Exercise description – List the lines of this listing that hold the word "сквер".

** START Supplied records **

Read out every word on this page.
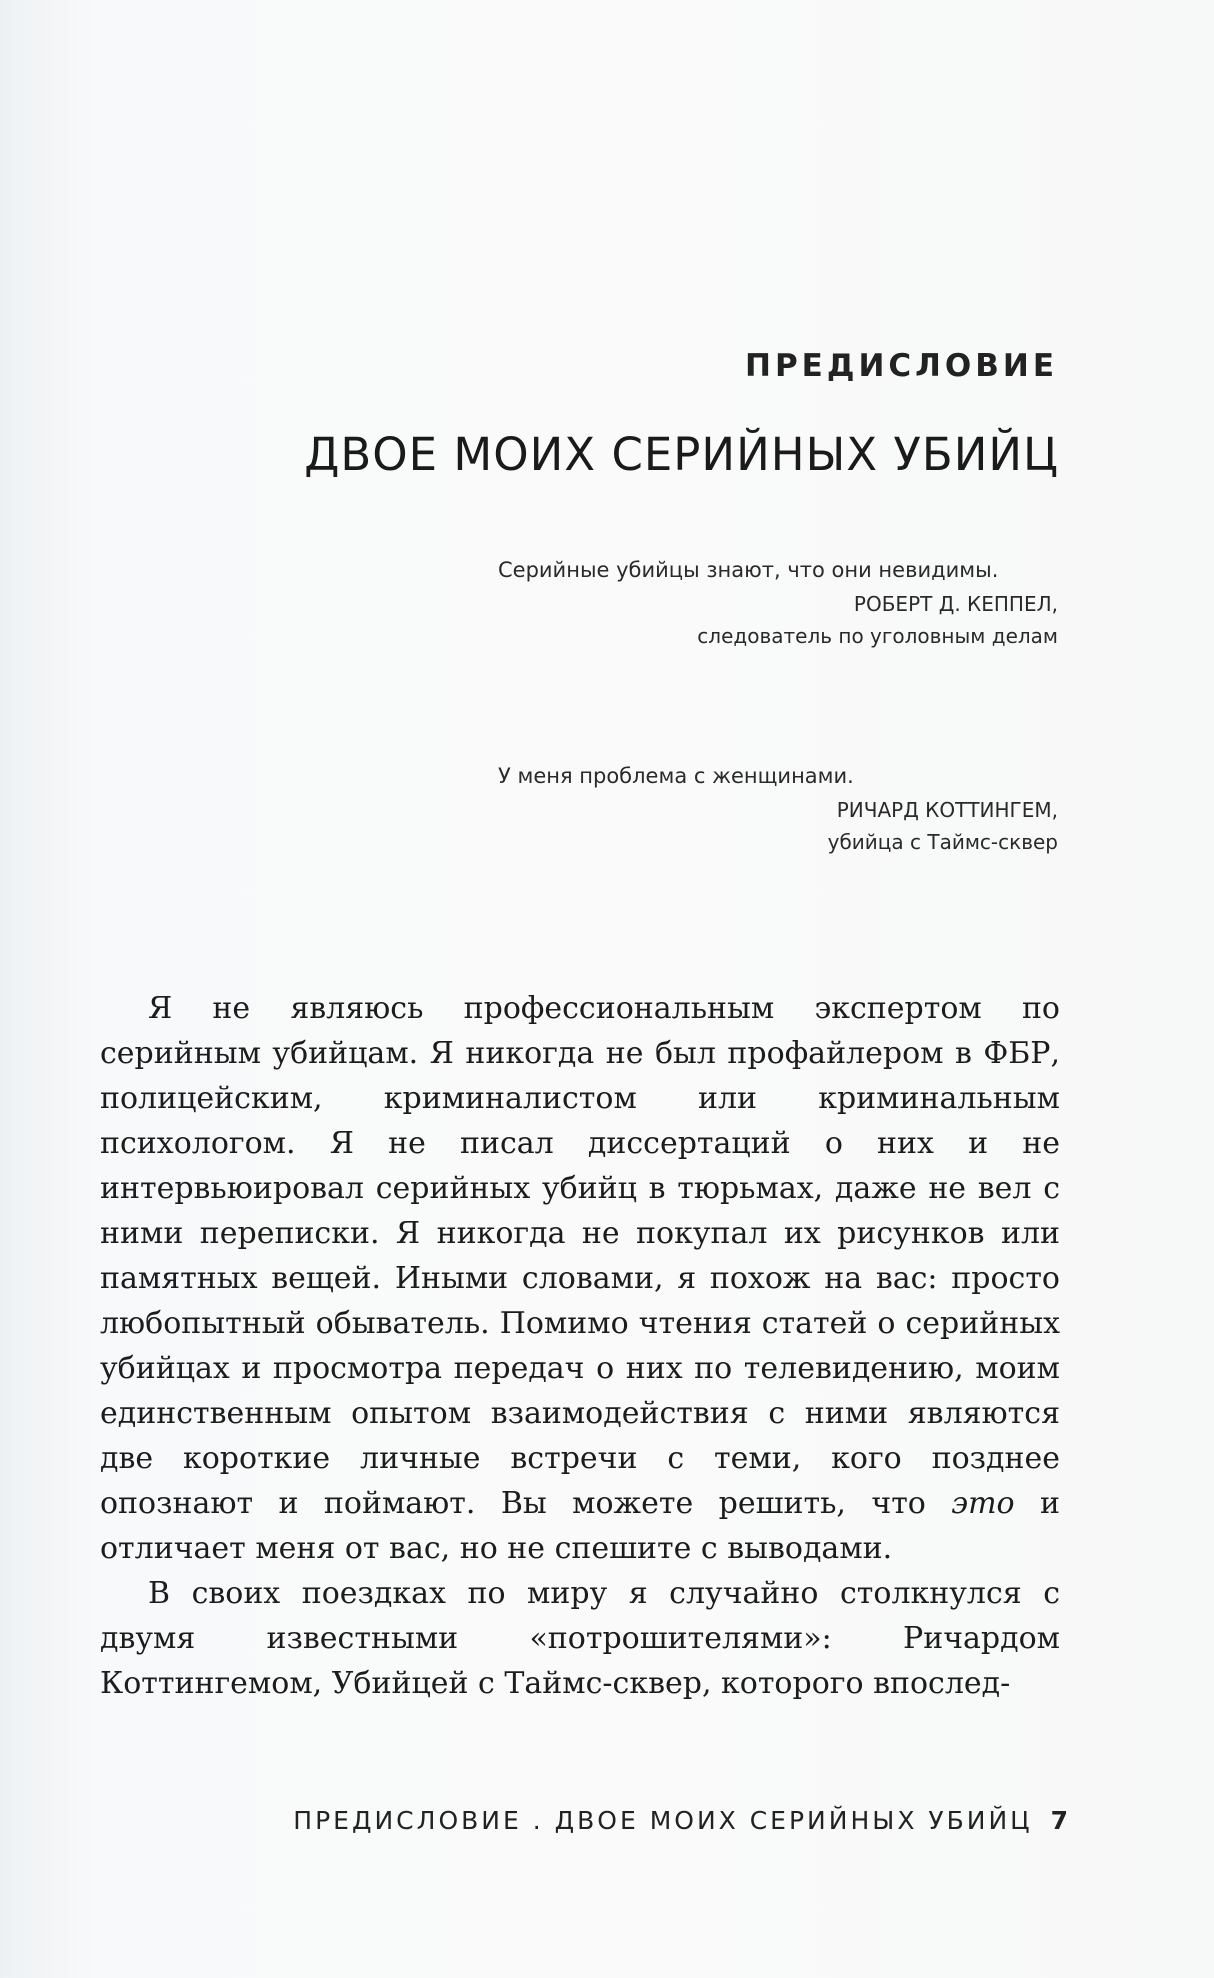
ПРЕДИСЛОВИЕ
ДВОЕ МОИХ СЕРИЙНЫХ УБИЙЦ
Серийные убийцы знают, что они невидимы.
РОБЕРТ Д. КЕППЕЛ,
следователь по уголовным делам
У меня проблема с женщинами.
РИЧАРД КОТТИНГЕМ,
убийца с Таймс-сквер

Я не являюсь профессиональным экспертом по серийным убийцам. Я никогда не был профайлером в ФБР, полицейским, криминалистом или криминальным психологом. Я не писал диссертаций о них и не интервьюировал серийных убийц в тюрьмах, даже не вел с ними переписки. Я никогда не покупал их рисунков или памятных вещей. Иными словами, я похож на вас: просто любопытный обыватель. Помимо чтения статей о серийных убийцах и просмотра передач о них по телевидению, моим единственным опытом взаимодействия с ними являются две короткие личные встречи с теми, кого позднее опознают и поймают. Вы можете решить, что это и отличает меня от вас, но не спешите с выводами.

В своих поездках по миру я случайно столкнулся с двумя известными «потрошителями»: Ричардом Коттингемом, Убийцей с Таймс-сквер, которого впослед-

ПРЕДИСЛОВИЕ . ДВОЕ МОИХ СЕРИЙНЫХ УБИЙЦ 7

** END Supplied records **
** START Supplied records **

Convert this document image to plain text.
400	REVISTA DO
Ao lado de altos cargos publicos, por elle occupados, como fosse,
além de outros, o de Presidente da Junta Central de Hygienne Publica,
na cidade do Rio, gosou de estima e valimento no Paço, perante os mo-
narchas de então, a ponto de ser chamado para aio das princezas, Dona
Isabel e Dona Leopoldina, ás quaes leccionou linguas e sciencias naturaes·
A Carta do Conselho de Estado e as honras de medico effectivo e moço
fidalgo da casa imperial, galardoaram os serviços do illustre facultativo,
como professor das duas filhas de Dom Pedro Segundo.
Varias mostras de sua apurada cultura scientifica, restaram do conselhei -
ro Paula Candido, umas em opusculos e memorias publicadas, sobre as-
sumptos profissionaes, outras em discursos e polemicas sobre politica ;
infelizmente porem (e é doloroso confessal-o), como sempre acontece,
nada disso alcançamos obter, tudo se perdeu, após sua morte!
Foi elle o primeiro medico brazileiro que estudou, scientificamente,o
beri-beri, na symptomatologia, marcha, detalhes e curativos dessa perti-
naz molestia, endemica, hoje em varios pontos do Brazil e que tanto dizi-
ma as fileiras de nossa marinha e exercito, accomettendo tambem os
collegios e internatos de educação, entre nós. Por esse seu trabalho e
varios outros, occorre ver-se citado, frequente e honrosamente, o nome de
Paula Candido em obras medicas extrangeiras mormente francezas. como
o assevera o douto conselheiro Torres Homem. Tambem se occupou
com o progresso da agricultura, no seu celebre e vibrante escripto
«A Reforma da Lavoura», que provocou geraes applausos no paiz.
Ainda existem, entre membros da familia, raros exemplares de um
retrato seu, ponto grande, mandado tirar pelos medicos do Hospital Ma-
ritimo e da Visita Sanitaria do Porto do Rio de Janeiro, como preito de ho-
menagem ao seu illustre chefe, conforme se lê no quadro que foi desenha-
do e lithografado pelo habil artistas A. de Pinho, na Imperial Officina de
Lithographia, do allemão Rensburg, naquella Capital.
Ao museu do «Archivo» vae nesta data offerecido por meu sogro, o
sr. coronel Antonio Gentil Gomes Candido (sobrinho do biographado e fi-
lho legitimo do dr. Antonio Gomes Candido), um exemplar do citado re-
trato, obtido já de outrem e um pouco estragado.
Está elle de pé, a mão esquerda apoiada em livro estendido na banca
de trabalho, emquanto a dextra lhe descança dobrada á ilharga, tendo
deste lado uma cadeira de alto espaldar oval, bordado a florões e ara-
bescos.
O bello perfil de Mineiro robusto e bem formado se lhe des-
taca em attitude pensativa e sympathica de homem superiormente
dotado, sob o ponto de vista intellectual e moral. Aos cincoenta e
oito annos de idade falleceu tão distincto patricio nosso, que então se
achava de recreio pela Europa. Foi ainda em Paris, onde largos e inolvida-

** END Supplied records **

Task output –
убийца с Таймс-сквер
В своих поездках по миру я случайно столкнулся с двумя известными «потрошителями»: Ричардом Коттингемом, Убийцей с Таймс-сквер, которого впослед-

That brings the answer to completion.